Quoted text:

-- BEGIN --

Unlike your company’s articles of association, which are filed at Companies House and publicly available, a shareholder agreement is confidential. This makes it the right place for sensitive commercial arrangements, detailed governance provisions, and matters you’d rather not share with competitors, customers, or the general public.
Think of a shareholder agreement as the “prenup” for your business. When everyone’s getting along and excited about the venture, it’s easy to assume you’ll always agree. But circumstances change. People fall out. Life events happen. A good shareholder agreement addresses these possibilities while relationships are still positive, so there’s a clear framework when they’re not.
If your company has more than one shareholder and you don’t have a shareholder agreement, you should probably get one.
Get a free, no-obligation chat with our commercial team, call us on 02920 829 100 or use our Contact us form.
Many companies start with just the standard “model articles”. These cover the basics but leave significant gaps that can cause real problems as businesses grow and circumstances change.
Here’s why a shareholder agreement matters:
Without a shareholder agreement, minority shareholders have limited protection against majority decisions. The majority can often do what they want, including bringing in new shareholders, changing the direction of the business, or paying themselves large salaries while restricting dividends.
A shareholder agreement can give minority shareholders veto rights over important decisions, ensuring their voice is heard on matters that affect their investment.
For majority shareholders, a shareholder agreement prevents minority shareholders from blocking sales or exits, through drag-along provisions that compel all shareholders to sell if the majority agree.
In many owner-managed businesses, shareholders also work in the company. But what happens if someone stops pulling their weight? Or wants to reduce their hours? Or the business needs skills the founders don’t have?
A shareholder agreement can set out expectations about involvement, how decisions about salaries and roles are made, and what happens if someone isn’t contributing as expected.
Without proper provisions, a departing shareholder keeps their shares indefinitely. This can mean:
A shareholder agreement deals with these scenarios. It can require departing shareholders to sell their shares (good leaver/bad leaver provisions), set out how shares are valued, and establish who gets first refusal to buy them.
A shareholder typically owes no duties to the company after selling their shares. Without a shareholder agreement, a departing shareholder could take their knowledge and contacts and set up in direct competition.
Restrictive covenants in a shareholder agreement can prevent this, stopping former shareholders from competing, soliciting customers, or poaching staff for a reasonable period after exit.
If two shareholders each own 50%, what happens when they can’t agree? Without a mechanism to break deadlock, the company can become paralysed, unable to make decisions and potentially heading for expensive court proceedings.
A shareholder agreement can include deadlock resolution mechanisms: bringing in an independent director, referring matters to expert determination, or providing a structured buyout process.
What happens if one shareholder wants to sell their shares? What if the majority want to sell the whole company but a minority shareholder objects? What if someone receives an offer and wants to take it?
Tag-along and drag-along rights, pre-emption provisions, and exit mechanisms in a shareholder agreement ensure these situations are handled fairly and don’t derail sales or create unfair outcomes.
Unlike articles of association, a shareholder agreement is private. Commercial arrangements, dividend policies, salary decisions, and governance structures stay between the shareholders, not visible to competitors, customers, or anyone searching Companies House.
Companies are governed by their articles of association, which every limited company must have. So why do you also need a shareholder agreement? Understanding the differences helps explain why most companies with multiple shareholders have both.

-- END --

Required actions:
1. In the text on shareholder agreements, what do drag-along provisions compel shareholders to do?
2. Pick up the text on shareholder agreements after its final sentence and continue it.
The records are not needed for the tasks.

Supplied information:
-- BEGIN --

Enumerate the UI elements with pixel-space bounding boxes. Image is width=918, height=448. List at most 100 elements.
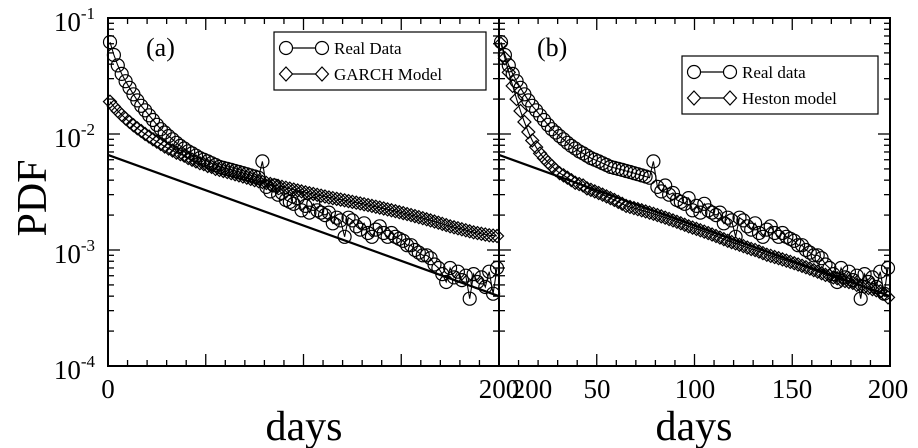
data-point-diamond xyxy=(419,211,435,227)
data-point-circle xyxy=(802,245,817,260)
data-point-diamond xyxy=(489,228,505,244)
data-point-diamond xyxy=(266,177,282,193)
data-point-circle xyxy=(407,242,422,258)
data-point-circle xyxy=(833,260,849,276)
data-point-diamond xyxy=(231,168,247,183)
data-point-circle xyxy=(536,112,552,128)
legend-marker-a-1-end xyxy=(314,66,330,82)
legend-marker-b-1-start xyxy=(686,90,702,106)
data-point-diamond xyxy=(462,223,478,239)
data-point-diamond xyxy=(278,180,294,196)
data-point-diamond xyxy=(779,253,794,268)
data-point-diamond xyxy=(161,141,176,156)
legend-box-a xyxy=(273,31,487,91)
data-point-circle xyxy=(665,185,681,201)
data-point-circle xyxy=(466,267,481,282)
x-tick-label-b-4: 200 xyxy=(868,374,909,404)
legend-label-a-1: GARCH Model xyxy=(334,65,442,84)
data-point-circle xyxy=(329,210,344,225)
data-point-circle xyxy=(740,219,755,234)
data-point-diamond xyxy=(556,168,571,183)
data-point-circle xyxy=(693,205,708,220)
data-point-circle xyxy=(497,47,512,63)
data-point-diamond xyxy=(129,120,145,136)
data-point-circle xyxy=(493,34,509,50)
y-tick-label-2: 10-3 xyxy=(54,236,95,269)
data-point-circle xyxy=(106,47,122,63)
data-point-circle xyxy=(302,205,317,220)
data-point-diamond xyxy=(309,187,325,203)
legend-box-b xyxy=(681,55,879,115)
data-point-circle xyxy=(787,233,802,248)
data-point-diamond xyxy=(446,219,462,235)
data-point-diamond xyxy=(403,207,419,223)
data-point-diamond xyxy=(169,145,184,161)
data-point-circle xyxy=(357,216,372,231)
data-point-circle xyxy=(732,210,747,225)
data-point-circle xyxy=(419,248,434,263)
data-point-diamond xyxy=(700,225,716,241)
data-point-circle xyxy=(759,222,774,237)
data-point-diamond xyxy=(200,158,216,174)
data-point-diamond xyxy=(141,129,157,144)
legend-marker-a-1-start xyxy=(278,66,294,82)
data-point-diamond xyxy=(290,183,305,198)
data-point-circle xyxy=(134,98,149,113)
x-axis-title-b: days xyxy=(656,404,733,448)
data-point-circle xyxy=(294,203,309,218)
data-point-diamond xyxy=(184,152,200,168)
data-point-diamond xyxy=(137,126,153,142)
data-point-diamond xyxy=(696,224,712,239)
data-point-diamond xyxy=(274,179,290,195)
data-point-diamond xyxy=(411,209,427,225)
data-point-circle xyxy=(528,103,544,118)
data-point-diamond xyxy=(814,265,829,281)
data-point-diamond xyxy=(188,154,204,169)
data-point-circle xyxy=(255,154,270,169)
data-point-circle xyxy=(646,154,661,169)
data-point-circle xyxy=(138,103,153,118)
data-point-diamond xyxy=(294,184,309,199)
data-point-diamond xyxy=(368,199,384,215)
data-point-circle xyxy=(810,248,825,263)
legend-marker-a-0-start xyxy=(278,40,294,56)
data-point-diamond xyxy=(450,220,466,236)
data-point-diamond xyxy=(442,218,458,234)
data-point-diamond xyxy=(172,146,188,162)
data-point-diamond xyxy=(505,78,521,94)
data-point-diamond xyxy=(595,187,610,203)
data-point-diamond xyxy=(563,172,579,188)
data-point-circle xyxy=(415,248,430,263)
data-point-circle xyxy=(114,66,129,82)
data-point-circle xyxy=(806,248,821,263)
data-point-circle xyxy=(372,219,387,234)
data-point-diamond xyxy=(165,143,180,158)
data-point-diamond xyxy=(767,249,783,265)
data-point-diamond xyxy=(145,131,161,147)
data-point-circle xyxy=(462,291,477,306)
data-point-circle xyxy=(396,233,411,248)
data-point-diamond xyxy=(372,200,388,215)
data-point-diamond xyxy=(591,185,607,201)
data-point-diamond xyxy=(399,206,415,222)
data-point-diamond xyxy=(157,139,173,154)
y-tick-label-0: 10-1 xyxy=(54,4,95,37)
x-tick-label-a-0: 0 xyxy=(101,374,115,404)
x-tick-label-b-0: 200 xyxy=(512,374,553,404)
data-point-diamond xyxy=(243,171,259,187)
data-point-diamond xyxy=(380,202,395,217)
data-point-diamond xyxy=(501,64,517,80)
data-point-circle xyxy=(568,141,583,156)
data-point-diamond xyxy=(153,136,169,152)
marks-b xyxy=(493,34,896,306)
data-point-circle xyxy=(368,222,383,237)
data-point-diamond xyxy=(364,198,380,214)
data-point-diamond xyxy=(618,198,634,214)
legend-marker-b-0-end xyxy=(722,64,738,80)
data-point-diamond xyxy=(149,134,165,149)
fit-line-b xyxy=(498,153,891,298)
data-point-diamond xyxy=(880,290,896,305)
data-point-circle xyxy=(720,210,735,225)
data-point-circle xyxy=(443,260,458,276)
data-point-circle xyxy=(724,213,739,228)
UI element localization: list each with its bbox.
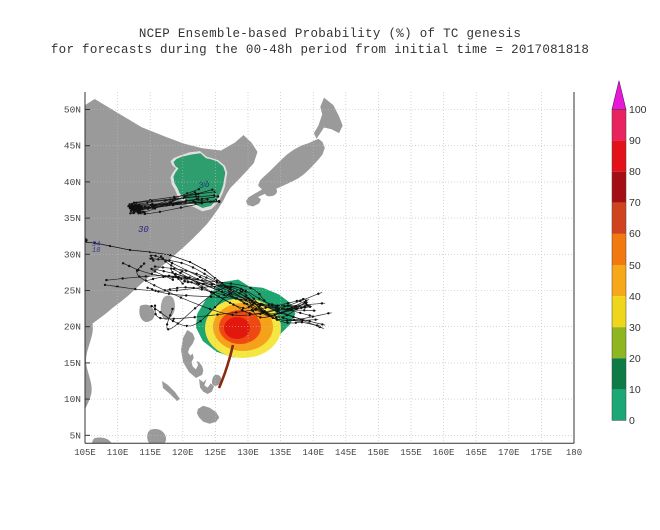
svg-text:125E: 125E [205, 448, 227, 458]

-- END --

Answers to the exercise:
1. They compel all shareholders to sell if the majority agree.

2.
| Aspect | Articles of Association | Shareholder Agreement |
|---|---|---|
| Legal requirement | Mandatory for all companies | Optional but strongly recommended |
| Privacy | Public document at Companies House | Private contract between parties |
| Parties bound | All shareholders automatically | Only shareholders who sign it |
| Amendment | 75% shareholder majority | May require unanimous consent but this can be specified |
| Enforcement | Breach may make action void/invalid | Breach potentially gives right to sue for damages or termination |
| New shareholders | Automatically bound | Need to sign a deed of adherence |
Articles of association typically cover:
Shareholder agreements typically cover:
If there’s a conflict between the articles and a shareholder agreement, most shareholder agreements include a “supremacy clause” stating that the shareholder agreement takes priority between the shareholders. However, the articles remain the governing document for the company’s relationship with third parties and for matters of company law.
Best practice is to ensure the two documents work together, with the articles covering the legal framework and the shareholder agreement addressing commercial and relationship matters.
Every shareholder agreement is different, tailored to the specific company, its shareholders, and their circumstances. But most agreements address these key areas:
Reserved matters are decisions that can’t be made without specific shareholder approval. They protect shareholders (particularly minorities) from being excluded from important decisions.
Common reserved matters include:
The consent threshold varies. Some matters might require unanimous consent; others might need a specified majority.
Pre-emption rights give existing shareholders first refusal to buy shares before they can be offered to outsiders. This keeps ownership within an agreed group and prevents unwanted third parties acquiring stakes.
Provisions typically cover:
When a shareholder who works in the business leaves (whether as an employee or director), what happens to their shares?
Good leavers (typically those who leave due to retirement, ill health, death, or redundancy) usually receive fair market value for their shares.
Bad leavers (typically those dismissed for cause, who resign, or breach obligations) might receive a reduced price, sometimes as low as the original cost or nominal value.
The definitions of good and bad leaver, how shares are valued in each case, and the mechanics of transfer are all set out in the shareholder agreement.
Tag-along rights protect minority shareholders. If majority shareholders receive an offer to buy their shares, tag-along rights allow minorities to “tag along” and sell their shares on the same terms. This prevents minorities being left behind with a new, potentially unwanted, majority shareholder.
Drag-along rights protect majority shareholders. If majority shareholders want to sell the company, drag-along rights allow them to “drag” the minority along, forcing them to sell on the same terms. This ensures a majority can deliver 100% of the shares to a buyer, which most acquirers require.
Shareholders who work in the business often have access to confidential information, customer relationships, and trade secrets. Restrictive covenants prevent them misusing this after leaving.
Common restrictions include:
Restrictions must be reasonable in scope and duration to be enforceable. Restrictions in shareholder agreements are generally given more latitude by courts than those in employment contracts, because shareholders have greater bargaining power and a direct financial interest.
50/50 companies face particular challenges. If the two shareholders disagree and can’t reach consensus, the company can be stuck.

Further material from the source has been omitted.